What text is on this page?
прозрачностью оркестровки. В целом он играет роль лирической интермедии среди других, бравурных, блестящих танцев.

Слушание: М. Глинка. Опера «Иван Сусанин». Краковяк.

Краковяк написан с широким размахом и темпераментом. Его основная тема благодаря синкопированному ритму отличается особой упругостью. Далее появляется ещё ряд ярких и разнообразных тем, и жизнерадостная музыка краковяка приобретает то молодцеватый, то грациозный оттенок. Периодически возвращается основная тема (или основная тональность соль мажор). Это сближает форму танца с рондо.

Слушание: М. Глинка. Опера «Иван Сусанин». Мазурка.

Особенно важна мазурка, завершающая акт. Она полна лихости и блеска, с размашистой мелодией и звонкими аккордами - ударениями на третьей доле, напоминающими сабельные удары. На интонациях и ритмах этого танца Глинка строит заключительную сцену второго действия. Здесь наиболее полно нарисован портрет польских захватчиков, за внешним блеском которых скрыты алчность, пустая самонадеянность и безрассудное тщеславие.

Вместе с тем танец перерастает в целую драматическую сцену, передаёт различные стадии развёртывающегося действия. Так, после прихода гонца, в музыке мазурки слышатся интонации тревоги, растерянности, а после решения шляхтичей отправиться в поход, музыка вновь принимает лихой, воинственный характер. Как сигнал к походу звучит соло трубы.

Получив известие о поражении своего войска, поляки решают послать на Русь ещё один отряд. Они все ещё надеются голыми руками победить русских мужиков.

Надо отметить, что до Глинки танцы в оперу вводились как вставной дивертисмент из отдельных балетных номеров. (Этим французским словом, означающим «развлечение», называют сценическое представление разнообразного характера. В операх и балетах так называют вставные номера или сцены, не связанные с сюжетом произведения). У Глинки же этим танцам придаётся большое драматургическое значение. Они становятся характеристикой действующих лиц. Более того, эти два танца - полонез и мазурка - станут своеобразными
------------------------------------
Problem details: Of the lines above, copy each that contains "Краковяк".

Answer to this task:
Слушание: М. Глинка. Опера «Иван Сусанин». Краковяк.
Краковяк написан с широким размахом и темпераментом. Его основная тема благодаря синкопированному ритму отличается особой упругостью. Далее появляется ещё ряд ярких и разнообразных тем, и жизнерадостная музыка краковяка приобретает то молодцеватый, то грациозный оттенок. Периодически возвращается основная тема (или основная тональность соль мажор). Это сближает форму танца с рондо.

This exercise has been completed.